- _Data records_:

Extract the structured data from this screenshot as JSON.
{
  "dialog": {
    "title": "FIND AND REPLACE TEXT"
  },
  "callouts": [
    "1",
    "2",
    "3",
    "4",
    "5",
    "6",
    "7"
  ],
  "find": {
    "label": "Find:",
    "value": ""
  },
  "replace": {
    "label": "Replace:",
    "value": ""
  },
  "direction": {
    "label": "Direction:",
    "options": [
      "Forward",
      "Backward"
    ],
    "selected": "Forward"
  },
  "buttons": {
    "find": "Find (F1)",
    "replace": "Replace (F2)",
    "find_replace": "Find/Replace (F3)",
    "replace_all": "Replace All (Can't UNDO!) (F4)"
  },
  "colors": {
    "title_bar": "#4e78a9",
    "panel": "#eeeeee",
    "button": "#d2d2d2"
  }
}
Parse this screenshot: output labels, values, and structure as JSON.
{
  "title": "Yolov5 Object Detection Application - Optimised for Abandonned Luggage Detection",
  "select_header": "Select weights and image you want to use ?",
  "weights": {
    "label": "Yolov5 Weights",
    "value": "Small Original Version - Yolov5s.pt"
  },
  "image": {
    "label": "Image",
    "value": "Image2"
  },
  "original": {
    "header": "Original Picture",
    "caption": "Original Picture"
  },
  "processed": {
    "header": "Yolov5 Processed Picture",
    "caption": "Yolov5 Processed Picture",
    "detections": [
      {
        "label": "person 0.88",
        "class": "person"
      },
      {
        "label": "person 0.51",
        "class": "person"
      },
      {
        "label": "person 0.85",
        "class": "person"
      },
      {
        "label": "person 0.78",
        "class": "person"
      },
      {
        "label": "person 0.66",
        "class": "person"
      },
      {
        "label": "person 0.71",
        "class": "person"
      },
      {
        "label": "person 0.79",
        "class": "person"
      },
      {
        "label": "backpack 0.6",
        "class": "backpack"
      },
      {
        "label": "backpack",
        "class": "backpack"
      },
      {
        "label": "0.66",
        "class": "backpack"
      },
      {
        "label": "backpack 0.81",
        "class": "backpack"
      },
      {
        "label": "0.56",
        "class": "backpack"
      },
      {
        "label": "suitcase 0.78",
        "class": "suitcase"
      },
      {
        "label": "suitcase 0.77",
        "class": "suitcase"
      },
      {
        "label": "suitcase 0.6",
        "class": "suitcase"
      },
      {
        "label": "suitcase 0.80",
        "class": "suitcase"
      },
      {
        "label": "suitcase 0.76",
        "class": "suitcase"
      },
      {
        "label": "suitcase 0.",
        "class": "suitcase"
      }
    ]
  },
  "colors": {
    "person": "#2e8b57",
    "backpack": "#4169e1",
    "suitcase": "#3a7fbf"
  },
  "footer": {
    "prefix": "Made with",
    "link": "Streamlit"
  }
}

- _What you will do_: Exactly as written above, please repeat the entries.

- _Finished answer_:
Extract the structured data from this screenshot as JSON.
{
  "dialog": {
    "title": "FIND AND REPLACE TEXT"
  },
  "callouts": [
    "1",
    "2",
    "3",
    "4",
    "5",
    "6",
    "7"
  ],
  "find": {
    "label": "Find:",
    "value": ""
  },
  "replace": {
    "label": "Replace:",
    "value": ""
  },
  "direction": {
    "label": "Direction:",
    "options": [
      "Forward",
      "Backward"
    ],
    "selected": "Forward"
  },
  "buttons": {
    "find": "Find (F1)",
    "replace": "Replace (F2)",
    "find_replace": "Find/Replace (F3)",
    "replace_all": "Replace All (Can't UNDO!) (F4)"
  },
  "colors": {
    "title_bar": "#4e78a9",
    "panel": "#eeeeee",
    "button": "#d2d2d2"
  }
}
Parse this screenshot: output labels, values, and structure as JSON.
{
  "title": "Yolov5 Object Detection Application - Optimised for Abandonned Luggage Detection",
  "select_header": "Select weights and image you want to use ?",
  "weights": {
    "label": "Yolov5 Weights",
    "value": "Small Original Version - Yolov5s.pt"
  },
  "image": {
    "label": "Image",
    "value": "Image2"
  },
  "original": {
    "header": "Original Picture",
    "caption": "Original Picture"
  },
  "processed": {
    "header": "Yolov5 Processed Picture",
    "caption": "Yolov5 Processed Picture",
    "detections": [
      {
        "label": "person 0.88",
        "class": "person"
      },
      {
        "label": "person 0.51",
        "class": "person"
      },
      {
        "label": "person 0.85",
        "class": "person"
      },
      {
        "label": "person 0.78",
        "class": "person"
      },
      {
        "label": "person 0.66",
        "class": "person"
      },
      {
        "label": "person 0.71",
        "class": "person"
      },
      {
        "label": "person 0.79",
        "class": "person"
      },
      {
        "label": "backpack 0.6",
        "class": "backpack"
      },
      {
        "label": "backpack",
        "class": "backpack"
      },
      {
        "label": "0.66",
        "class": "backpack"
      },
      {
        "label": "backpack 0.81",
        "class": "backpack"
      },
      {
        "label": "0.56",
        "class": "backpack"
      },
      {
        "label": "suitcase 0.78",
        "class": "suitcase"
      },
      {
        "label": "suitcase 0.77",
        "class": "suitcase"
      },
      {
        "label": "suitcase 0.6",
        "class": "suitcase"
      },
      {
        "label": "suitcase 0.80",
        "class": "suitcase"
      },
      {
        "label": "suitcase 0.76",
        "class": "suitcase"
      },
      {
        "label": "suitcase 0.",
        "class": "suitcase"
      }
    ]
  },
  "colors": {
    "person": "#2e8b57",
    "backpack": "#4169e1",
    "suitcase": "#3a7fbf"
  },
  "footer": {
    "prefix": "Made with",
    "link": "Streamlit"
  }
}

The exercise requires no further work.